> _Instructions to follow_
Output each line of the material exactly as it stands.

[Rows from a dataset]
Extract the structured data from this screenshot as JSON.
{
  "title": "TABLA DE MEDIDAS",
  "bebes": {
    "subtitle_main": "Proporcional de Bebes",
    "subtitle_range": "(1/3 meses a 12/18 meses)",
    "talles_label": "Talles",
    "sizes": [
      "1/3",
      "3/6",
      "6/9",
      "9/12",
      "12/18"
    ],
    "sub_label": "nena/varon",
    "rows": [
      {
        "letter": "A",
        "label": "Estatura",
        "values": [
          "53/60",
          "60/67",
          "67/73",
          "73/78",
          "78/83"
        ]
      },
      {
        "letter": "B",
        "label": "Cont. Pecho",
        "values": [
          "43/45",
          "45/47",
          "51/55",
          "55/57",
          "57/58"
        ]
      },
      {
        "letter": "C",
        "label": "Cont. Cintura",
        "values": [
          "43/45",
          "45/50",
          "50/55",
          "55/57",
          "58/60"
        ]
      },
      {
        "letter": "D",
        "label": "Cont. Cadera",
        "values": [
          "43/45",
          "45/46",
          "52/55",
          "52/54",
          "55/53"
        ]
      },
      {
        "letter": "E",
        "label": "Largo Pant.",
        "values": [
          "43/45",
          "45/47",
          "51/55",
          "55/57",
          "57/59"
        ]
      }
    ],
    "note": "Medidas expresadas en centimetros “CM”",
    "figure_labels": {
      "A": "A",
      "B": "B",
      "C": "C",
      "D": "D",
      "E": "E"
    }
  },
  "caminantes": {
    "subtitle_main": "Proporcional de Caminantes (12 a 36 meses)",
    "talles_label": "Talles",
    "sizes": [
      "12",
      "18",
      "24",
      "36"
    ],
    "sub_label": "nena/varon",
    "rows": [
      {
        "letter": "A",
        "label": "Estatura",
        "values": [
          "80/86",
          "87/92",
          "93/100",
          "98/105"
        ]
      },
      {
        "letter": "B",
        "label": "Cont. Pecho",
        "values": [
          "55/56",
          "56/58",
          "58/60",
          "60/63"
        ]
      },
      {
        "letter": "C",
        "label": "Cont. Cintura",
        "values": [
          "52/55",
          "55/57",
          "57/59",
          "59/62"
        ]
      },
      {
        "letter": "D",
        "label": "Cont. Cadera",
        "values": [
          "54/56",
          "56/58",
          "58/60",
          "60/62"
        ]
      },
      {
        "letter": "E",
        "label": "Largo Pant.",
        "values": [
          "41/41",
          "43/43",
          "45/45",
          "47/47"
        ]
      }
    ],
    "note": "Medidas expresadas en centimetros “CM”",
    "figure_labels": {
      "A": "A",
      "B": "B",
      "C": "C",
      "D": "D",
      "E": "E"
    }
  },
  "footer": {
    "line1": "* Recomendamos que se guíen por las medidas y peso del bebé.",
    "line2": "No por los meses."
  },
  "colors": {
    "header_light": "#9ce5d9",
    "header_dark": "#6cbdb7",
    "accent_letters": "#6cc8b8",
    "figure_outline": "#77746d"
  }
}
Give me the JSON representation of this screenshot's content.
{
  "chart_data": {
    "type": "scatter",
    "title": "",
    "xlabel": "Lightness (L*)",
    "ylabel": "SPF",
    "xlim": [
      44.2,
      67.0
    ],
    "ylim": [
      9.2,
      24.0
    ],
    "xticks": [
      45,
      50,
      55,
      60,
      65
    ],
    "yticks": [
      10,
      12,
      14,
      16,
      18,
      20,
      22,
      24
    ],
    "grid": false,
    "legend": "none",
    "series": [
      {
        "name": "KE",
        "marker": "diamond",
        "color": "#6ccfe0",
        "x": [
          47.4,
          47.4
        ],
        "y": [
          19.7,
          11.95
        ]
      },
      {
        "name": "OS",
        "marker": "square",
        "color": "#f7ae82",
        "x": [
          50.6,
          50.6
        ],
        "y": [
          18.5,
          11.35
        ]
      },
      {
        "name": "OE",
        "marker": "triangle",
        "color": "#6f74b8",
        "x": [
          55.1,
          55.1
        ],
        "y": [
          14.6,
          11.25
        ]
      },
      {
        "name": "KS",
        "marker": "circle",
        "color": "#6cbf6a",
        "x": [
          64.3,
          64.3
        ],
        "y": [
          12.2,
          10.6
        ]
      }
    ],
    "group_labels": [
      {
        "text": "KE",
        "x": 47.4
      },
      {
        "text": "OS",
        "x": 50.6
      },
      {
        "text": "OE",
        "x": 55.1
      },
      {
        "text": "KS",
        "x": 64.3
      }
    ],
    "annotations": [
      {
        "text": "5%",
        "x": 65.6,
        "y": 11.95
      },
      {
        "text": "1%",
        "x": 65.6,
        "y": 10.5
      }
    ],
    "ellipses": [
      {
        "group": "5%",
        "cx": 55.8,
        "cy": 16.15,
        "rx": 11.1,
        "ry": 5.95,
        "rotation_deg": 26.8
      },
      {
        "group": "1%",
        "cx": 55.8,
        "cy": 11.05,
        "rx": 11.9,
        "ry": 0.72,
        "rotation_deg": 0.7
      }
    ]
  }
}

> _Final answer_
Extract the structured data from this screenshot as JSON.
{
  "title": "TABLA DE MEDIDAS",
  "bebes": {
    "subtitle_main": "Proporcional de Bebes",
    "subtitle_range": "(1/3 meses a 12/18 meses)",
    "talles_label": "Talles",
    "sizes": [
      "1/3",
      "3/6",
      "6/9",
      "9/12",
      "12/18"
    ],
    "sub_label": "nena/varon",
    "rows": [
      {
        "letter": "A",
        "label": "Estatura",
        "values": [
          "53/60",
          "60/67",
          "67/73",
          "73/78",
          "78/83"
        ]
      },
      {
        "letter": "B",
        "label": "Cont. Pecho",
        "values": [
          "43/45",
          "45/47",
          "51/55",
          "55/57",
          "57/58"
        ]
      },
      {
        "letter": "C",
        "label": "Cont. Cintura",
        "values": [
          "43/45",
          "45/50",
          "50/55",
          "55/57",
          "58/60"
        ]
      },
      {
        "letter": "D",
        "label": "Cont. Cadera",
        "values": [
          "43/45",
          "45/46",
          "52/55",
          "52/54",
          "55/53"
        ]
      },
      {
        "letter": "E",
        "label": "Largo Pant.",
        "values": [
          "43/45",
          "45/47",
          "51/55",
          "55/57",
          "57/59"
        ]
      }
    ],
    "note": "Medidas expresadas en centimetros “CM”",
    "figure_labels": {
      "A": "A",
      "B": "B",
      "C": "C",
      "D": "D",
      "E": "E"
    }
  },
  "caminantes": {
    "subtitle_main": "Proporcional de Caminantes (12 a 36 meses)",
    "talles_label": "Talles",
    "sizes": [
      "12",
      "18",
      "24",
      "36"
    ],
    "sub_label": "nena/varon",
    "rows": [
      {
        "letter": "A",
        "label": "Estatura",
        "values": [
          "80/86",
          "87/92",
          "93/100",
          "98/105"
        ]
      },
      {
        "letter": "B",
        "label": "Cont. Pecho",
        "values": [
          "55/56",
          "56/58",
          "58/60",
          "60/63"
        ]
      },
      {
        "letter": "C",
        "label": "Cont. Cintura",
        "values": [
          "52/55",
          "55/57",
          "57/59",
          "59/62"
        ]
      },
      {
        "letter": "D",
        "label": "Cont. Cadera",
        "values": [
          "54/56",
          "56/58",
          "58/60",
          "60/62"
        ]
      },
      {
        "letter": "E",
        "label": "Largo Pant.",
        "values": [
          "41/41",
          "43/43",
          "45/45",
          "47/47"
        ]
      }
    ],
    "note": "Medidas expresadas en centimetros “CM”",
    "figure_labels": {
      "A": "A",
      "B": "B",
      "C": "C",
      "D": "D",
      "E": "E"
    }
  },
  "footer": {
    "line1": "* Recomendamos que se guíen por las medidas y peso del bebé.",
    "line2": "No por los meses."
  },
  "colors": {
    "header_light": "#9ce5d9",
    "header_dark": "#6cbdb7",
    "accent_letters": "#6cc8b8",
    "figure_outline": "#77746d"
  }
}
Give me the JSON representation of this screenshot's content.
{
  "chart_data": {
    "type": "scatter",
    "title": "",
    "xlabel": "Lightness (L*)",
    "ylabel": "SPF",
    "xlim": [
      44.2,
      67.0
    ],
    "ylim": [
      9.2,
      24.0
    ],
    "xticks": [
      45,
      50,
      55,
      60,
      65
    ],
    "yticks": [
      10,
      12,
      14,
      16,
      18,
      20,
      22,
      24
    ],
    "grid": false,
    "legend": "none",
    "series": [
      {
        "name": "KE",
        "marker": "diamond",
        "color": "#6ccfe0",
        "x": [
          47.4,
          47.4
        ],
        "y": [
          19.7,
          11.95
        ]
      },
      {
        "name": "OS",
        "marker": "square",
        "color": "#f7ae82",
        "x": [
          50.6,
          50.6
        ],
        "y": [
          18.5,
          11.35
        ]
      },
      {
        "name": "OE",
        "marker": "triangle",
        "color": "#6f74b8",
        "x": [
          55.1,
          55.1
        ],
        "y": [
          14.6,
          11.25
        ]
      },
      {
        "name": "KS",
        "marker": "circle",
        "color": "#6cbf6a",
        "x": [
          64.3,
          64.3
        ],
        "y": [
          12.2,
          10.6
        ]
      }
    ],
    "group_labels": [
      {
        "text": "KE",
        "x": 47.4
      },
      {
        "text": "OS",
        "x": 50.6
      },
      {
        "text": "OE",
        "x": 55.1
      },
      {
        "text": "KS",
        "x": 64.3
      }
    ],
    "annotations": [
      {
        "text": "5%",
        "x": 65.6,
        "y": 11.95
      },
      {
        "text": "1%",
        "x": 65.6,
        "y": 10.5
      }
    ],
    "ellipses": [
      {
        "group": "5%",
        "cx": 55.8,
        "cy": 16.15,
        "rx": 11.1,
        "ry": 5.95,
        "rotation_deg": 26.8
      },
      {
        "group": "1%",
        "cx": 55.8,
        "cy": 11.05,
        "rx": 11.9,
        "ry": 0.72,
        "rotation_deg": 0.7
      }
    ]
  }
}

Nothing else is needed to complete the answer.